* START Records to process *

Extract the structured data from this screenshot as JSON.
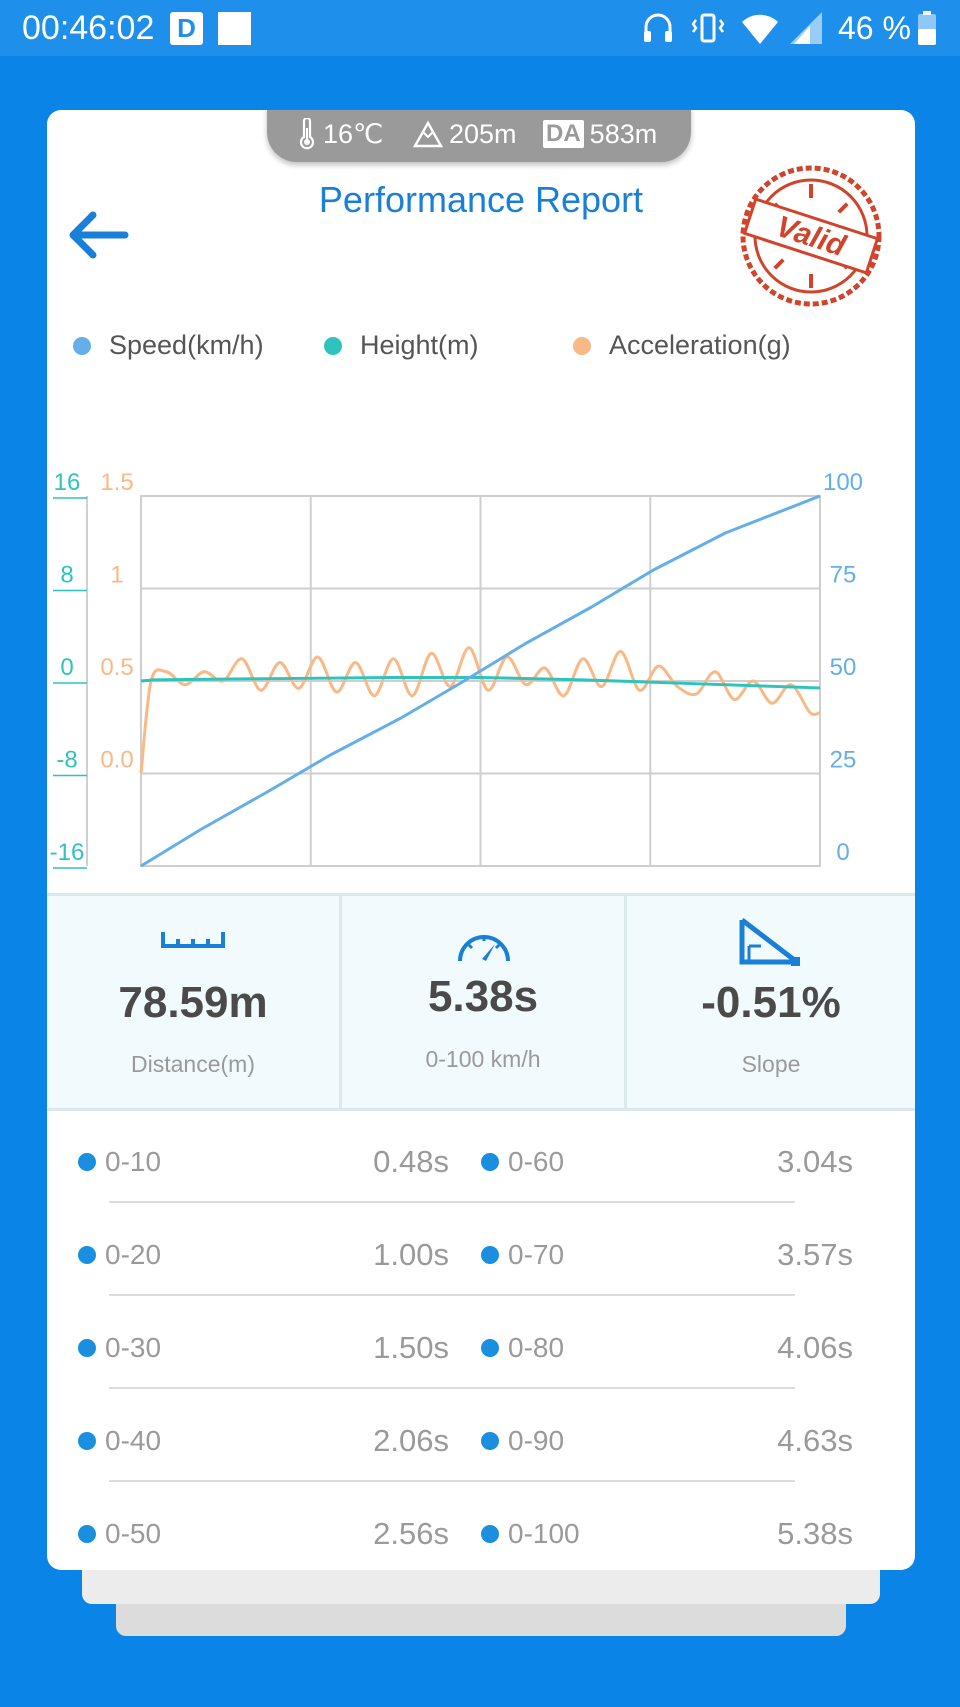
{
  "status_bar": {
    "time": "00:46:02",
    "badge_d": "D",
    "battery": "46 %"
  },
  "env": {
    "temperature": "16℃",
    "altitude": "205m",
    "da_label": "DA",
    "density_altitude": "583m"
  },
  "header": {
    "title": "Performance Report",
    "stamp": "Valid"
  },
  "legend": [
    {
      "label": "Speed(km/h)",
      "color": "#64aee9"
    },
    {
      "label": "Height(m)",
      "color": "#2ec4bd"
    },
    {
      "label": "Acceleration(g)",
      "color": "#f9b987"
    }
  ],
  "chart_data": {
    "type": "line",
    "axes": {
      "height_ticks": [
        "16",
        "8",
        "0",
        "-8",
        "-16"
      ],
      "height_range": [
        -16,
        16
      ],
      "accel_ticks": [
        "1.5",
        "1",
        "0.5",
        "0.0"
      ],
      "accel_range": [
        -0.5,
        1.5
      ],
      "speed_ticks": [
        "100",
        "75",
        "50",
        "25",
        "0"
      ],
      "speed_range": [
        0,
        100
      ],
      "time_range": [
        0,
        5.38
      ]
    },
    "grid": true,
    "legend_position": "top",
    "series": [
      {
        "name": "Speed(km/h)",
        "axis": "right",
        "x": [
          0,
          0.48,
          1.0,
          1.5,
          2.06,
          2.56,
          3.04,
          3.57,
          4.06,
          4.63,
          5.38
        ],
        "y": [
          0,
          10,
          20,
          30,
          40,
          50,
          60,
          70,
          80,
          90,
          100
        ]
      },
      {
        "name": "Height(m)",
        "axis": "left",
        "x": [
          0,
          0.1,
          1.0,
          2.0,
          2.7,
          3.5,
          4.3,
          5.38
        ],
        "y": [
          0,
          0.1,
          0.2,
          0.3,
          0.3,
          0.1,
          -0.2,
          -0.6
        ]
      },
      {
        "name": "Acceleration(g)",
        "axis": "left2",
        "x": [
          0,
          0.08,
          0.2,
          0.35,
          0.5,
          0.65,
          0.8,
          0.95,
          1.1,
          1.25,
          1.4,
          1.55,
          1.7,
          1.85,
          2.0,
          2.15,
          2.3,
          2.45,
          2.6,
          2.75,
          2.9,
          3.05,
          3.2,
          3.35,
          3.5,
          3.65,
          3.8,
          3.95,
          4.1,
          4.25,
          4.4,
          4.55,
          4.7,
          4.85,
          5.0,
          5.15,
          5.3,
          5.38
        ],
        "y": [
          0.0,
          0.5,
          0.55,
          0.48,
          0.55,
          0.5,
          0.62,
          0.45,
          0.6,
          0.46,
          0.63,
          0.44,
          0.6,
          0.42,
          0.62,
          0.42,
          0.65,
          0.47,
          0.68,
          0.45,
          0.63,
          0.48,
          0.57,
          0.42,
          0.62,
          0.47,
          0.66,
          0.45,
          0.58,
          0.47,
          0.43,
          0.55,
          0.4,
          0.5,
          0.38,
          0.48,
          0.33,
          0.33
        ]
      }
    ]
  },
  "stats": [
    {
      "value": "78.59m",
      "label": "Distance(m)",
      "icon": "ruler-icon"
    },
    {
      "value": "5.38s",
      "label": "0-100 km/h",
      "icon": "speedometer-icon"
    },
    {
      "value": "-0.51%",
      "label": "Slope",
      "icon": "slope-icon"
    }
  ],
  "splits": [
    {
      "label": "0-10",
      "value": "0.48s"
    },
    {
      "label": "0-20",
      "value": "1.00s"
    },
    {
      "label": "0-30",
      "value": "1.50s"
    },
    {
      "label": "0-40",
      "value": "2.06s"
    },
    {
      "label": "0-50",
      "value": "2.56s"
    },
    {
      "label": "0-60",
      "value": "3.04s"
    },
    {
      "label": "0-70",
      "value": "3.57s"
    },
    {
      "label": "0-80",
      "value": "4.06s"
    },
    {
      "label": "0-90",
      "value": "4.63s"
    },
    {
      "label": "0-100",
      "value": "5.38s"
    }
  ]
}
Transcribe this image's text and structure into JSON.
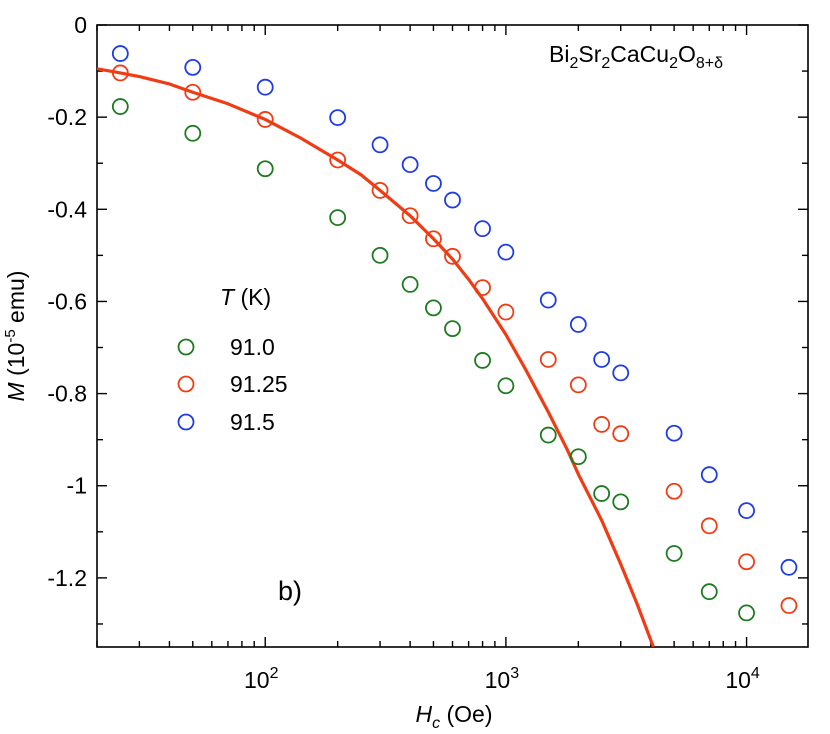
{
  "chart_data": {
    "type": "scatter",
    "xscale": "log",
    "xlim": [
      20,
      18000
    ],
    "ylim": [
      -1.35,
      0
    ],
    "xlabel": {
      "main": "H",
      "sub": "c",
      "unit": " (Oe)"
    },
    "ylabel": {
      "main": "M",
      "pre": " (10",
      "exp": "-5",
      "unit": " emu)"
    },
    "xticks": [
      {
        "value": 100,
        "base": "10",
        "exp": "2"
      },
      {
        "value": 1000,
        "base": "10",
        "exp": "3"
      },
      {
        "value": 10000,
        "base": "10",
        "exp": "4"
      }
    ],
    "yticks": [
      {
        "value": 0,
        "label": "0"
      },
      {
        "value": -0.2,
        "label": "-0.2"
      },
      {
        "value": -0.4,
        "label": "-0.4"
      },
      {
        "value": -0.6,
        "label": "-0.6"
      },
      {
        "value": -0.8,
        "label": "-0.8"
      },
      {
        "value": -1.0,
        "label": "-1"
      },
      {
        "value": -1.2,
        "label": "-1.2"
      }
    ],
    "compound": [
      "Bi",
      "2",
      "Sr",
      "2",
      "CaCu",
      "2",
      "O",
      "8+δ"
    ],
    "panel_label": "b)",
    "legend": {
      "title_main": "T",
      "title_unit": " (K)",
      "placement": "center-left"
    },
    "series": [
      {
        "name": "91.0",
        "color": "#1e7a1e",
        "x": [
          25,
          50,
          100,
          200,
          300,
          400,
          500,
          600,
          800,
          1000,
          1500,
          2000,
          2500,
          3000,
          5000,
          7000,
          10000
        ],
        "y": [
          -0.177,
          -0.235,
          -0.312,
          -0.418,
          -0.5,
          -0.563,
          -0.614,
          -0.659,
          -0.728,
          -0.783,
          -0.89,
          -0.937,
          -1.017,
          -1.035,
          -1.147,
          -1.23,
          -1.276
        ]
      },
      {
        "name": "91.25",
        "color": "#f03c14",
        "x": [
          25,
          50,
          100,
          200,
          300,
          400,
          500,
          600,
          800,
          1000,
          1500,
          2000,
          2500,
          3000,
          5000,
          7000,
          10000,
          15000
        ],
        "y": [
          -0.104,
          -0.146,
          -0.205,
          -0.293,
          -0.359,
          -0.414,
          -0.464,
          -0.502,
          -0.57,
          -0.623,
          -0.726,
          -0.781,
          -0.867,
          -0.887,
          -1.012,
          -1.087,
          -1.165,
          -1.26
        ]
      },
      {
        "name": "91.5",
        "color": "#1e3ce6",
        "x": [
          25,
          50,
          100,
          200,
          300,
          400,
          500,
          600,
          800,
          1000,
          1500,
          2000,
          2500,
          3000,
          5000,
          7000,
          10000,
          15000
        ],
        "y": [
          -0.062,
          -0.092,
          -0.135,
          -0.201,
          -0.26,
          -0.303,
          -0.344,
          -0.38,
          -0.442,
          -0.493,
          -0.597,
          -0.65,
          -0.726,
          -0.755,
          -0.886,
          -0.976,
          -1.054,
          -1.177
        ]
      }
    ],
    "fit_curve": {
      "color": "#f03c14",
      "x": [
        20,
        25,
        30,
        40,
        50,
        70,
        100,
        140,
        200,
        250,
        300,
        400,
        500,
        600,
        700,
        800,
        1000,
        1200,
        1500,
        1800,
        2000,
        2500,
        3000,
        3500,
        4100
      ],
      "y": [
        -0.095,
        -0.104,
        -0.112,
        -0.128,
        -0.146,
        -0.171,
        -0.205,
        -0.245,
        -0.293,
        -0.325,
        -0.359,
        -0.414,
        -0.464,
        -0.508,
        -0.552,
        -0.594,
        -0.672,
        -0.745,
        -0.84,
        -0.922,
        -0.975,
        -1.075,
        -1.17,
        -1.255,
        -1.35
      ]
    }
  }
}
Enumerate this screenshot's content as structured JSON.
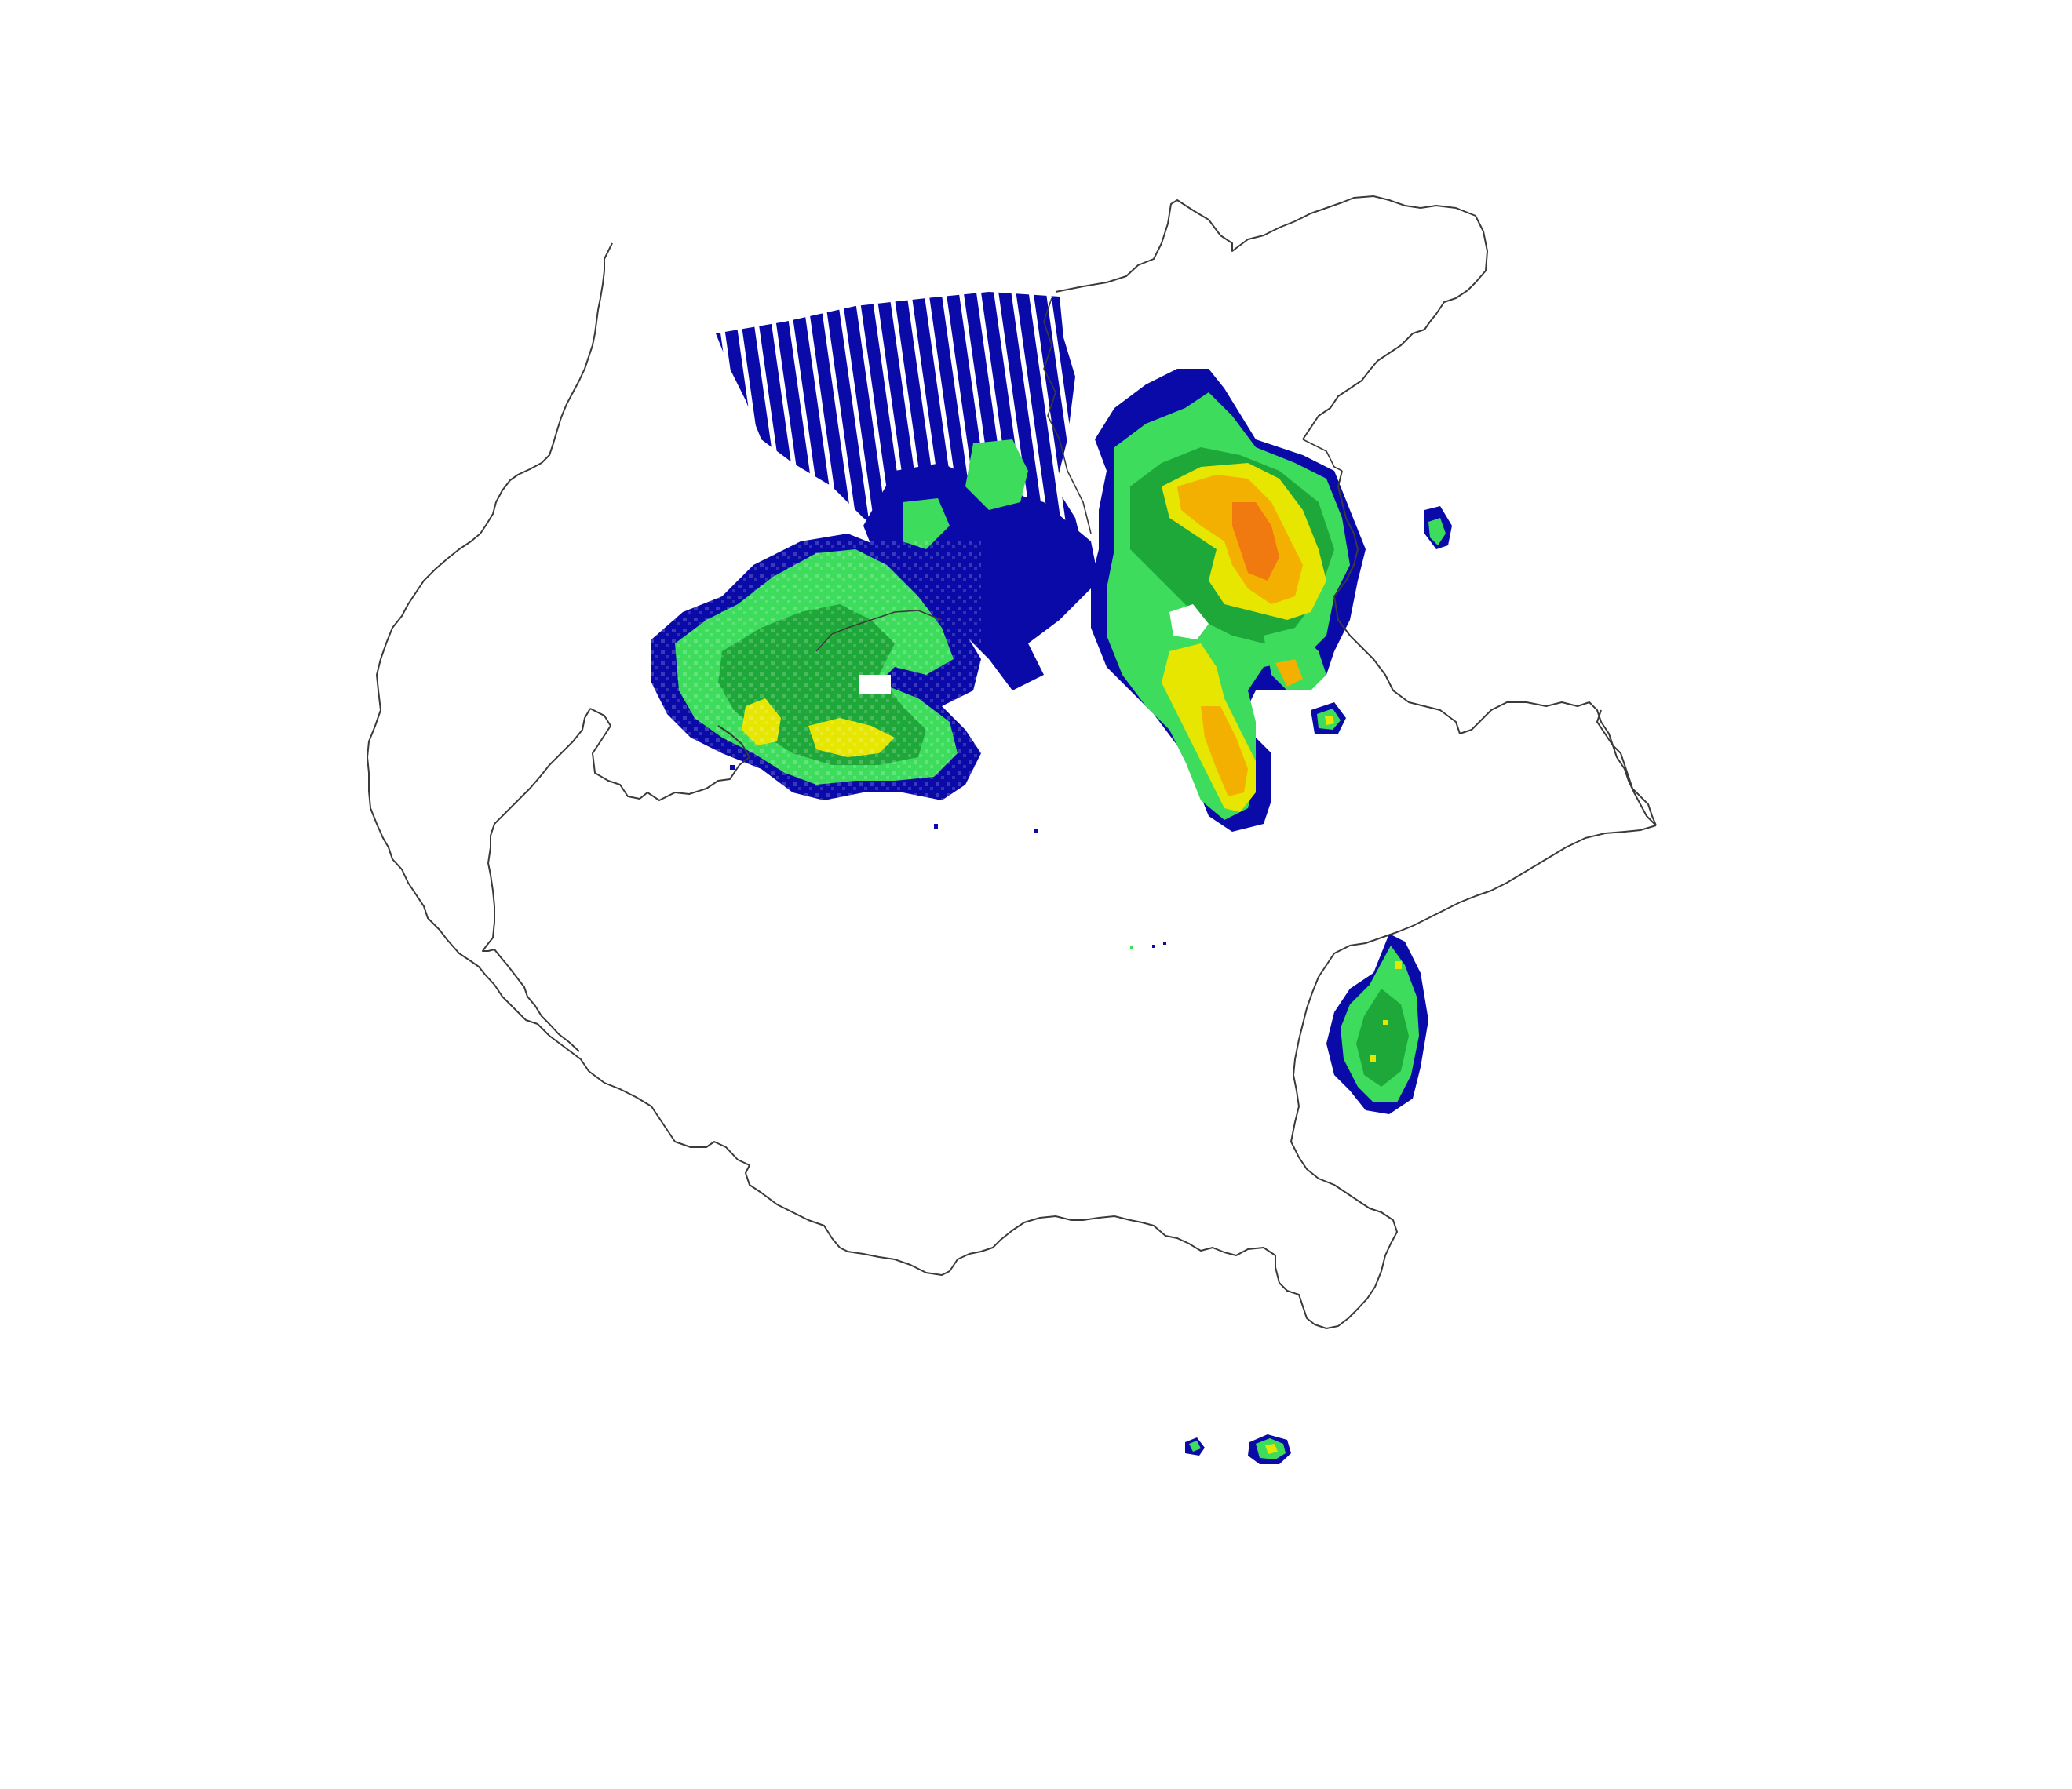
{
  "map": {
    "type": "weather-radar-reflectivity",
    "background": "#ffffff",
    "boundary_color": "#3a3a3a",
    "palette": {
      "very_light": "#0a0aa8",
      "light": "#3ddc5c",
      "moderate": "#1fa83a",
      "heavy": "#e6e600",
      "intense": "#f4b000",
      "very_intense": "#f07a10"
    },
    "precipitation_cells": [
      {
        "name": "northwest-radial-band",
        "level": "very_light"
      },
      {
        "name": "west-cluster",
        "level": "heavy"
      },
      {
        "name": "central-north-cluster",
        "level": "very_intense"
      },
      {
        "name": "southeast-offshore-cell",
        "level": "heavy"
      },
      {
        "name": "east-small-cell",
        "level": "light"
      },
      {
        "name": "south-offshore-cells",
        "level": "heavy"
      }
    ],
    "legend": null,
    "title": ""
  }
}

* END Records to process *

■ To be done
Scan the data above; copy every line where "this" appears.

■ Response
Extract the structured data from this screenshot as JSON.
Transcribe this image's text and structure into JSON.
Enumerate this screenshot's content as structured JSON.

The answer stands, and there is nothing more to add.